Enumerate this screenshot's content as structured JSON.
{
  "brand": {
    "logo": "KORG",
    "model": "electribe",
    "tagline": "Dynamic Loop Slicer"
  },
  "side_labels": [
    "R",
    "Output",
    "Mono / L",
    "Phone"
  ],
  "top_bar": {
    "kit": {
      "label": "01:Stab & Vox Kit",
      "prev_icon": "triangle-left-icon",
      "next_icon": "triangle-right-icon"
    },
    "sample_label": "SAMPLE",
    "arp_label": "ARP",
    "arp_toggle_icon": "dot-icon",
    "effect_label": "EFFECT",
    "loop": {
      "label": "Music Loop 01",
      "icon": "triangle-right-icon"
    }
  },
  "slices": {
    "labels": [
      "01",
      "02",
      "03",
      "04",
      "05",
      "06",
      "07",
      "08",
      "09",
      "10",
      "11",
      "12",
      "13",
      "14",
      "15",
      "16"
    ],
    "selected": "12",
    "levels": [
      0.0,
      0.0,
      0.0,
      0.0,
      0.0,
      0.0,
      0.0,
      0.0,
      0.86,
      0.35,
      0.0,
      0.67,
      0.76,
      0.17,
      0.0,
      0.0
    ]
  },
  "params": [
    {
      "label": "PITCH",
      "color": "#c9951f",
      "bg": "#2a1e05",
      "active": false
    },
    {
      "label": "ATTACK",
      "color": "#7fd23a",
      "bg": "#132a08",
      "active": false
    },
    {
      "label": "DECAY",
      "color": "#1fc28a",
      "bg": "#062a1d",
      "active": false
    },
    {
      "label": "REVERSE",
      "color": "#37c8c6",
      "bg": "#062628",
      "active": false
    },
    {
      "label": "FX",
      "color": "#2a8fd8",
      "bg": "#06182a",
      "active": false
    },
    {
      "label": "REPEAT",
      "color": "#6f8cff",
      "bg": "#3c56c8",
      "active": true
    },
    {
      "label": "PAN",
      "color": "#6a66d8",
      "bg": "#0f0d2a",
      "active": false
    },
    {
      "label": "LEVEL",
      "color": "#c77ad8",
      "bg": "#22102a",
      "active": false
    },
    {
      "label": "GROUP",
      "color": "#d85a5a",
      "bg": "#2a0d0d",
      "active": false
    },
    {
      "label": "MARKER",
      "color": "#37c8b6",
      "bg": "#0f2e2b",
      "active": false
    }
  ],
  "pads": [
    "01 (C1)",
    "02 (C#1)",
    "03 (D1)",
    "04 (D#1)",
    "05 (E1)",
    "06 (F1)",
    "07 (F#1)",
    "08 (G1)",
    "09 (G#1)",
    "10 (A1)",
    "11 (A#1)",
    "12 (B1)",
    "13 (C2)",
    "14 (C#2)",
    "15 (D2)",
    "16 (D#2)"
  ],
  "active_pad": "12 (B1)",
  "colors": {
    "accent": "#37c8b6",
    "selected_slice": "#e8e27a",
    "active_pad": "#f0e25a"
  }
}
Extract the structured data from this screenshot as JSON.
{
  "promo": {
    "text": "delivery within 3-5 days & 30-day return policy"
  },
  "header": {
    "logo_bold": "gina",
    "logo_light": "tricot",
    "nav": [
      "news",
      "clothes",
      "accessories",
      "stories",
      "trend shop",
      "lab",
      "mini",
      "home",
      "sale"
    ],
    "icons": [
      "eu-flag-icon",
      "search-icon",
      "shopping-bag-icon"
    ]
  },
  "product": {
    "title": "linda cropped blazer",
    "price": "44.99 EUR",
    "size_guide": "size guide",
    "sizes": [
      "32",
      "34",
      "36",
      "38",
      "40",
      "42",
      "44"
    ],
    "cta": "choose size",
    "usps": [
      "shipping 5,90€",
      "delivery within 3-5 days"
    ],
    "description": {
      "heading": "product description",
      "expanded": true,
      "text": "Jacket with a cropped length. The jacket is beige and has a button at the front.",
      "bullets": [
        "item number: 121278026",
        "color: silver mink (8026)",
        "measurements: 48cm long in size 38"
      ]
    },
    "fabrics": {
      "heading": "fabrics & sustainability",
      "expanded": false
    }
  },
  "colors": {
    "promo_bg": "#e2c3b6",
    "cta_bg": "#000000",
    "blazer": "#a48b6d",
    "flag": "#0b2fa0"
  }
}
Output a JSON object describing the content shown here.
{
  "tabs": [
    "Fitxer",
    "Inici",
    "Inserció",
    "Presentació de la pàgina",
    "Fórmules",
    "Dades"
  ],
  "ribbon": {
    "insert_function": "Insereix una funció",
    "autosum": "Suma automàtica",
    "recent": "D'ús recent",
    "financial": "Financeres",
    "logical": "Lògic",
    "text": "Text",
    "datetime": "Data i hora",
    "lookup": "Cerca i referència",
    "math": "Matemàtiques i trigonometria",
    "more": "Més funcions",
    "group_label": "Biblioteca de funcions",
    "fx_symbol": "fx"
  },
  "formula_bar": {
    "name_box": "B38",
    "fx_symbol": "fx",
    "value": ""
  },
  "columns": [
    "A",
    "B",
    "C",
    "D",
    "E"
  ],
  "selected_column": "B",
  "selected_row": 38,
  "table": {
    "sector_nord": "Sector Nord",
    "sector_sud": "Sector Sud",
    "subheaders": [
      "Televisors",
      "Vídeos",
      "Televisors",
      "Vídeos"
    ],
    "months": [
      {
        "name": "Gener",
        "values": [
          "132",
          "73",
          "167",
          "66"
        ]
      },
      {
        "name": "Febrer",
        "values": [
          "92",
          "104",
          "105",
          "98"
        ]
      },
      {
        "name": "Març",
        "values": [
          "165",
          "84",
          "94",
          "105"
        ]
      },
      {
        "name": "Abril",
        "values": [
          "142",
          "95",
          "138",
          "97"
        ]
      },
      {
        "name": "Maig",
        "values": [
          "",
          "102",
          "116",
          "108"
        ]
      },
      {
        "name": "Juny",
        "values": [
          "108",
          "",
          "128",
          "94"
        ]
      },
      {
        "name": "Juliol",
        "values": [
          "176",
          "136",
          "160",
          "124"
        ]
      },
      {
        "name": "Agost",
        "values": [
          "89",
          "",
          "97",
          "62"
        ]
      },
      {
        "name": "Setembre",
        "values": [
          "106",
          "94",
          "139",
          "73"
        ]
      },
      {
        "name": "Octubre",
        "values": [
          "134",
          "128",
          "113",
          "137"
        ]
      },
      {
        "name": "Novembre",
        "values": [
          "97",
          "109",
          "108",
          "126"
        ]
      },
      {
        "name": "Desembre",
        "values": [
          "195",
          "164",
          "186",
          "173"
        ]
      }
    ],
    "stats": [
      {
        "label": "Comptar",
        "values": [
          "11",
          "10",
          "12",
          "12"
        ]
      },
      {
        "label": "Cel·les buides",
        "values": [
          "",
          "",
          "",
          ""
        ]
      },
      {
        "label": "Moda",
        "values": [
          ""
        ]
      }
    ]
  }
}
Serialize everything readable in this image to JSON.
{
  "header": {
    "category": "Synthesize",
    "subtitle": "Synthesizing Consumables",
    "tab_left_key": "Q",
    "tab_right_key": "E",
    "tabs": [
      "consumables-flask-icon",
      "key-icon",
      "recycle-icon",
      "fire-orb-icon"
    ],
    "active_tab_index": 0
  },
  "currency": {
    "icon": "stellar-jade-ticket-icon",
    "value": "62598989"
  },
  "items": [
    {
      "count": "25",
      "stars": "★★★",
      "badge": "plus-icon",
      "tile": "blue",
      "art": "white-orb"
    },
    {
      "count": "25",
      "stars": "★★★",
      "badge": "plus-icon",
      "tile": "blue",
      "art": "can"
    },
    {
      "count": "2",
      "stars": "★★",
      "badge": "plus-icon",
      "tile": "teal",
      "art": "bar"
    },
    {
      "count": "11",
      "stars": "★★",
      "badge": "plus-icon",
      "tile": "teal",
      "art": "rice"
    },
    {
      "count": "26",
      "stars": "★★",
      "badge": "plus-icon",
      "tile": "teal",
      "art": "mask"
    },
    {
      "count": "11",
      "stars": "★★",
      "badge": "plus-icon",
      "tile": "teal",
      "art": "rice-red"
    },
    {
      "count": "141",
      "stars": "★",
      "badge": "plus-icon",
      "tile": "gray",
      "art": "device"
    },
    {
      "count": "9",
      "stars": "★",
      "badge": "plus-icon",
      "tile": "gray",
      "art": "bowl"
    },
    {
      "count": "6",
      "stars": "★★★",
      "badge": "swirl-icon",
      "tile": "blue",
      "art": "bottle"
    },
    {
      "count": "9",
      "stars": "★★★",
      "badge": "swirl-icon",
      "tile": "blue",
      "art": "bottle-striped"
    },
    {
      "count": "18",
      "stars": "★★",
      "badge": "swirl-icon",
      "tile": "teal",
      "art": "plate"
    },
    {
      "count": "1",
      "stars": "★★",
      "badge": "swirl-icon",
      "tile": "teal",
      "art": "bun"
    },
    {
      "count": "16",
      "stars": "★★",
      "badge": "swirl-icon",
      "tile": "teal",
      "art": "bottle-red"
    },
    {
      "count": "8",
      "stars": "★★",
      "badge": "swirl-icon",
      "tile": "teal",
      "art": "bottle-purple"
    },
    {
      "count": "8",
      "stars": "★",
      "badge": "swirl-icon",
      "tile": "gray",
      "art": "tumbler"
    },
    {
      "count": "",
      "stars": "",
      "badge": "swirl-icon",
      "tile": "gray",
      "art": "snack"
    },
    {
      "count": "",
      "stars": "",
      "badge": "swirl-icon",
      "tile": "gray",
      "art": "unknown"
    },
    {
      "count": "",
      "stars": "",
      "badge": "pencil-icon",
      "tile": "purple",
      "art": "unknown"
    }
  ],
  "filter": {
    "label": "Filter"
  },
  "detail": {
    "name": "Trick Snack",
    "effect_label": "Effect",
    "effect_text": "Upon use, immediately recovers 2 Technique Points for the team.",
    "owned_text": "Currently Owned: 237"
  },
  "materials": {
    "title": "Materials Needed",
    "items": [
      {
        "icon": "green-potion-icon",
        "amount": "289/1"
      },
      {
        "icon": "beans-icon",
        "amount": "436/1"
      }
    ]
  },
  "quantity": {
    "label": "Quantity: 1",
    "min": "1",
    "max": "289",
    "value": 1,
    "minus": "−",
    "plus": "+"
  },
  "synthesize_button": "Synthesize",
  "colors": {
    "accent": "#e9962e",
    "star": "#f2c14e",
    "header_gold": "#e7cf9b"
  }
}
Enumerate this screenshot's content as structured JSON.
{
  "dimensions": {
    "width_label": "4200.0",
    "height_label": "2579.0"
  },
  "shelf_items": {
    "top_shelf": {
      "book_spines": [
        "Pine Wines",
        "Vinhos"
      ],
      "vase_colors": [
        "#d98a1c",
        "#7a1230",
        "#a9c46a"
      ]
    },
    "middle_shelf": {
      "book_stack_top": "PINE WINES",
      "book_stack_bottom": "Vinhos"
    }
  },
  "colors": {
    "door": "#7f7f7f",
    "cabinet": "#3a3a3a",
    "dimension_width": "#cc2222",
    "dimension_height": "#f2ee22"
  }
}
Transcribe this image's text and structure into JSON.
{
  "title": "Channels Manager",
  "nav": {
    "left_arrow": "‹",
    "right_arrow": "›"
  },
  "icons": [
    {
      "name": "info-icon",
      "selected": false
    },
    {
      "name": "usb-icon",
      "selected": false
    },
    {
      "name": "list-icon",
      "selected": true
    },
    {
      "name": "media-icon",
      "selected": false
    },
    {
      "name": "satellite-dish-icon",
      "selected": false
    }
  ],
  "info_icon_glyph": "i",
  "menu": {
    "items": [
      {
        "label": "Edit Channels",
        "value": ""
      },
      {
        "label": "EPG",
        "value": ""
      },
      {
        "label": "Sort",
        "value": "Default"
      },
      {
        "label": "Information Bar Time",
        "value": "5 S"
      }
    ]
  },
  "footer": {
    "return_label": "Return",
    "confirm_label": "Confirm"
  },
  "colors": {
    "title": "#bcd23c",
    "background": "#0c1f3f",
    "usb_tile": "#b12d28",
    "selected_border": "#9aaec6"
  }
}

● ● ●

WRITTEN INSTRUCTION: Read through the lines above and collect those that contain the string "cropped".

RESPONSE TO THIS EXERCISE:
    "title": "linda cropped blazer",
      "text": "Jacket with a cropped length. The jacket is beige and has a button at the front.",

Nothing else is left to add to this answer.